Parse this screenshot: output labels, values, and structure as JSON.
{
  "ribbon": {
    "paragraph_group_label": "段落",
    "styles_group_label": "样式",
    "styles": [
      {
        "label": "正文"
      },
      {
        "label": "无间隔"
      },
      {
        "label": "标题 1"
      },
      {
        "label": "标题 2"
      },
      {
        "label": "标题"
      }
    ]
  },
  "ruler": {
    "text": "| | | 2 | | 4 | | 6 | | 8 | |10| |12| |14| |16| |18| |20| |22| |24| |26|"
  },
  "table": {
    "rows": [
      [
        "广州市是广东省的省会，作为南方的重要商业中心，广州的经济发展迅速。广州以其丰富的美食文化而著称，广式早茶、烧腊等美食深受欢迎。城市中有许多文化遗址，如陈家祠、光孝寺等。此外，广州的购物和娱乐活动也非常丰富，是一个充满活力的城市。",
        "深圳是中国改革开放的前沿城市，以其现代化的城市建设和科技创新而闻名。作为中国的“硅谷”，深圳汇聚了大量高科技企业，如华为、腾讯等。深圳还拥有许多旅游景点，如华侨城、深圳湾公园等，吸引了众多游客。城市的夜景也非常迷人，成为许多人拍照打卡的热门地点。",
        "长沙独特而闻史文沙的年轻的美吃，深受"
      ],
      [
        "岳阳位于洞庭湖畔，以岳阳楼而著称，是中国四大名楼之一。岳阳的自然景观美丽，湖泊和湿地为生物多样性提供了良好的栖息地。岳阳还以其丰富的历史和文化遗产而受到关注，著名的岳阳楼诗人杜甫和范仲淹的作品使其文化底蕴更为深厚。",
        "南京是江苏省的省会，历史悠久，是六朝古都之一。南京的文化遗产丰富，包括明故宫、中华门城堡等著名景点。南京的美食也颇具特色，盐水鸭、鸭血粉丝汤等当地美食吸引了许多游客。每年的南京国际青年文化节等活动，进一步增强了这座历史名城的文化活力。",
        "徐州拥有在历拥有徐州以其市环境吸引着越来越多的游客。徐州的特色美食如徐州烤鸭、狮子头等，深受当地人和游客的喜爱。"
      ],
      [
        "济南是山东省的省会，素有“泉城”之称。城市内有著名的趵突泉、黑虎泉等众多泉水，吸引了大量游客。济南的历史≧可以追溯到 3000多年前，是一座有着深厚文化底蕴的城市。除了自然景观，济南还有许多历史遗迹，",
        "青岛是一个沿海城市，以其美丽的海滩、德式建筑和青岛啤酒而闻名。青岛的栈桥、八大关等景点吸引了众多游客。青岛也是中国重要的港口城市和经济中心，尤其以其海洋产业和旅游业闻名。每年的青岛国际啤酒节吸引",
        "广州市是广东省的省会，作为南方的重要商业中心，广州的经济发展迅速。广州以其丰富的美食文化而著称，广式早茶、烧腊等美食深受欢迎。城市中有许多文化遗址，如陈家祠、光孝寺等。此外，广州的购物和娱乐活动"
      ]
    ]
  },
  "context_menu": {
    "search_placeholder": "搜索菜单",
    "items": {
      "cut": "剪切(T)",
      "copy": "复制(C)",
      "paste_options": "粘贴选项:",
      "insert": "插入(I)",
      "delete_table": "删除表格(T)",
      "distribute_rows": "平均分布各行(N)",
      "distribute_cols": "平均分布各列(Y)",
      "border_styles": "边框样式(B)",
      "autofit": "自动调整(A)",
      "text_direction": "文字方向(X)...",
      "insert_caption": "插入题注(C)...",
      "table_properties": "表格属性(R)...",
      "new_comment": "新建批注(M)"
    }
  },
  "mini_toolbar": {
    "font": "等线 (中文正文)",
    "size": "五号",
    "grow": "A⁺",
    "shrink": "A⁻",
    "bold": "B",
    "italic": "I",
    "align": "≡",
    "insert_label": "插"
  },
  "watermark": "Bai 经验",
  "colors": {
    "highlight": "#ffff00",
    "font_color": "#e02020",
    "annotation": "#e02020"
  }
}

_SET EXERCISE:_ Restate every record exactly, leaving nothing out.

_COMPLETE RESPONSE:_
Parse this screenshot: output labels, values, and structure as JSON.
{
  "ribbon": {
    "paragraph_group_label": "段落",
    "styles_group_label": "样式",
    "styles": [
      {
        "label": "正文"
      },
      {
        "label": "无间隔"
      },
      {
        "label": "标题 1"
      },
      {
        "label": "标题 2"
      },
      {
        "label": "标题"
      }
    ]
  },
  "ruler": {
    "text": "| | | 2 | | 4 | | 6 | | 8 | |10| |12| |14| |16| |18| |20| |22| |24| |26|"
  },
  "table": {
    "rows": [
      [
        "广州市是广东省的省会，作为南方的重要商业中心，广州的经济发展迅速。广州以其丰富的美食文化而著称，广式早茶、烧腊等美食深受欢迎。城市中有许多文化遗址，如陈家祠、光孝寺等。此外，广州的购物和娱乐活动也非常丰富，是一个充满活力的城市。",
        "深圳是中国改革开放的前沿城市，以其现代化的城市建设和科技创新而闻名。作为中国的“硅谷”，深圳汇聚了大量高科技企业，如华为、腾讯等。深圳还拥有许多旅游景点，如华侨城、深圳湾公园等，吸引了众多游客。城市的夜景也非常迷人，成为许多人拍照打卡的热门地点。",
        "长沙独特而闻史文沙的年轻的美吃，深受"
      ],
      [
        "岳阳位于洞庭湖畔，以岳阳楼而著称，是中国四大名楼之一。岳阳的自然景观美丽，湖泊和湿地为生物多样性提供了良好的栖息地。岳阳还以其丰富的历史和文化遗产而受到关注，著名的岳阳楼诗人杜甫和范仲淹的作品使其文化底蕴更为深厚。",
        "南京是江苏省的省会，历史悠久，是六朝古都之一。南京的文化遗产丰富，包括明故宫、中华门城堡等著名景点。南京的美食也颇具特色，盐水鸭、鸭血粉丝汤等当地美食吸引了许多游客。每年的南京国际青年文化节等活动，进一步增强了这座历史名城的文化活力。",
        "徐州拥有在历拥有徐州以其市环境吸引着越来越多的游客。徐州的特色美食如徐州烤鸭、狮子头等，深受当地人和游客的喜爱。"
      ],
      [
        "济南是山东省的省会，素有“泉城”之称。城市内有著名的趵突泉、黑虎泉等众多泉水，吸引了大量游客。济南的历史≧可以追溯到 3000多年前，是一座有着深厚文化底蕴的城市。除了自然景观，济南还有许多历史遗迹，",
        "青岛是一个沿海城市，以其美丽的海滩、德式建筑和青岛啤酒而闻名。青岛的栈桥、八大关等景点吸引了众多游客。青岛也是中国重要的港口城市和经济中心，尤其以其海洋产业和旅游业闻名。每年的青岛国际啤酒节吸引",
        "广州市是广东省的省会，作为南方的重要商业中心，广州的经济发展迅速。广州以其丰富的美食文化而著称，广式早茶、烧腊等美食深受欢迎。城市中有许多文化遗址，如陈家祠、光孝寺等。此外，广州的购物和娱乐活动"
      ]
    ]
  },
  "context_menu": {
    "search_placeholder": "搜索菜单",
    "items": {
      "cut": "剪切(T)",
      "copy": "复制(C)",
      "paste_options": "粘贴选项:",
      "insert": "插入(I)",
      "delete_table": "删除表格(T)",
      "distribute_rows": "平均分布各行(N)",
      "distribute_cols": "平均分布各列(Y)",
      "border_styles": "边框样式(B)",
      "autofit": "自动调整(A)",
      "text_direction": "文字方向(X)...",
      "insert_caption": "插入题注(C)...",
      "table_properties": "表格属性(R)...",
      "new_comment": "新建批注(M)"
    }
  },
  "mini_toolbar": {
    "font": "等线 (中文正文)",
    "size": "五号",
    "grow": "A⁺",
    "shrink": "A⁻",
    "bold": "B",
    "italic": "I",
    "align": "≡",
    "insert_label": "插"
  },
  "watermark": "Bai 经验",
  "colors": {
    "highlight": "#ffff00",
    "font_color": "#e02020",
    "annotation": "#e02020"
  }
}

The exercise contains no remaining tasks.